Your objective
All of the material below is to be retyped exactly.

[Extracted records]
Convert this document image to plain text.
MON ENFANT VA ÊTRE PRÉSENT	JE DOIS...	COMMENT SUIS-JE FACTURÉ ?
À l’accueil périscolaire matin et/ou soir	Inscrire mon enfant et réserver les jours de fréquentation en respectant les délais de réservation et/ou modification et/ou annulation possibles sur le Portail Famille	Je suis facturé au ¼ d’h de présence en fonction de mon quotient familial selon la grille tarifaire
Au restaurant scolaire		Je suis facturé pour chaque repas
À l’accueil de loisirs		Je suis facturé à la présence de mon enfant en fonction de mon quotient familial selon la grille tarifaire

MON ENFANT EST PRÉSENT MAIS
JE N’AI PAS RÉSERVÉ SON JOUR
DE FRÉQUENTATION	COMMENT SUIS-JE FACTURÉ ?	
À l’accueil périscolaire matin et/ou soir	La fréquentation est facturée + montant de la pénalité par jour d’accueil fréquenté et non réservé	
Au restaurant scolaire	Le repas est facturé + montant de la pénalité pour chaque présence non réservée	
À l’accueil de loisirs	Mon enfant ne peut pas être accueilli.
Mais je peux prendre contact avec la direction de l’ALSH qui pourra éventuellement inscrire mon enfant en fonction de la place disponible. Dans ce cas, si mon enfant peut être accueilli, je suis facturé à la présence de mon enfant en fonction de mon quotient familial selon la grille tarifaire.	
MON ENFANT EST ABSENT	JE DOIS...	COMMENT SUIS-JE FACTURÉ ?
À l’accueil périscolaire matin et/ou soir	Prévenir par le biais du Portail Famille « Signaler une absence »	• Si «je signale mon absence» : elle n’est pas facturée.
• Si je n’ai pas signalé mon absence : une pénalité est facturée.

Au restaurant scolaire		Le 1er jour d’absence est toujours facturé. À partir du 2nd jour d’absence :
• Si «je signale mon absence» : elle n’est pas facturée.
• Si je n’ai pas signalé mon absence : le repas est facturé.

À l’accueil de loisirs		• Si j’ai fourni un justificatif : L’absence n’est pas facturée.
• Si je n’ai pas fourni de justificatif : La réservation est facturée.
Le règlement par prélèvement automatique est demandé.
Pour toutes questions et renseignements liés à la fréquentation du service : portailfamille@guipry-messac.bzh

Problem solution
Convert this document image to plain text.
MON ENFANT VA ÊTRE PRÉSENT	JE DOIS...	COMMENT SUIS-JE FACTURÉ ?
À l’accueil périscolaire matin et/ou soir	Inscrire mon enfant et réserver les jours de fréquentation en respectant les délais de réservation et/ou modification et/ou annulation possibles sur le Portail Famille	Je suis facturé au ¼ d’h de présence en fonction de mon quotient familial selon la grille tarifaire
Au restaurant scolaire		Je suis facturé pour chaque repas
À l’accueil de loisirs		Je suis facturé à la présence de mon enfant en fonction de mon quotient familial selon la grille tarifaire

MON ENFANT EST PRÉSENT MAIS
JE N’AI PAS RÉSERVÉ SON JOUR
DE FRÉQUENTATION	COMMENT SUIS-JE FACTURÉ ?	
À l’accueil périscolaire matin et/ou soir	La fréquentation est facturée + montant de la pénalité par jour d’accueil fréquenté et non réservé	
Au restaurant scolaire	Le repas est facturé + montant de la pénalité pour chaque présence non réservée	
À l’accueil de loisirs	Mon enfant ne peut pas être accueilli.
Mais je peux prendre contact avec la direction de l’ALSH qui pourra éventuellement inscrire mon enfant en fonction de la place disponible. Dans ce cas, si mon enfant peut être accueilli, je suis facturé à la présence de mon enfant en fonction de mon quotient familial selon la grille tarifaire.	
MON ENFANT EST ABSENT	JE DOIS...	COMMENT SUIS-JE FACTURÉ ?
À l’accueil périscolaire matin et/ou soir	Prévenir par le biais du Portail Famille « Signaler une absence »	• Si «je signale mon absence» : elle n’est pas facturée.
• Si je n’ai pas signalé mon absence : une pénalité est facturée.

Au restaurant scolaire		Le 1er jour d’absence est toujours facturé. À partir du 2nd jour d’absence :
• Si «je signale mon absence» : elle n’est pas facturée.
• Si je n’ai pas signalé mon absence : le repas est facturé.

À l’accueil de loisirs		• Si j’ai fourni un justificatif : L’absence n’est pas facturée.
• Si je n’ai pas fourni de justificatif : La réservation est facturée.
Le règlement par prélèvement automatique est demandé.
Pour toutes questions et renseignements liés à la fréquentation du service : portailfamille@guipry-messac.bzh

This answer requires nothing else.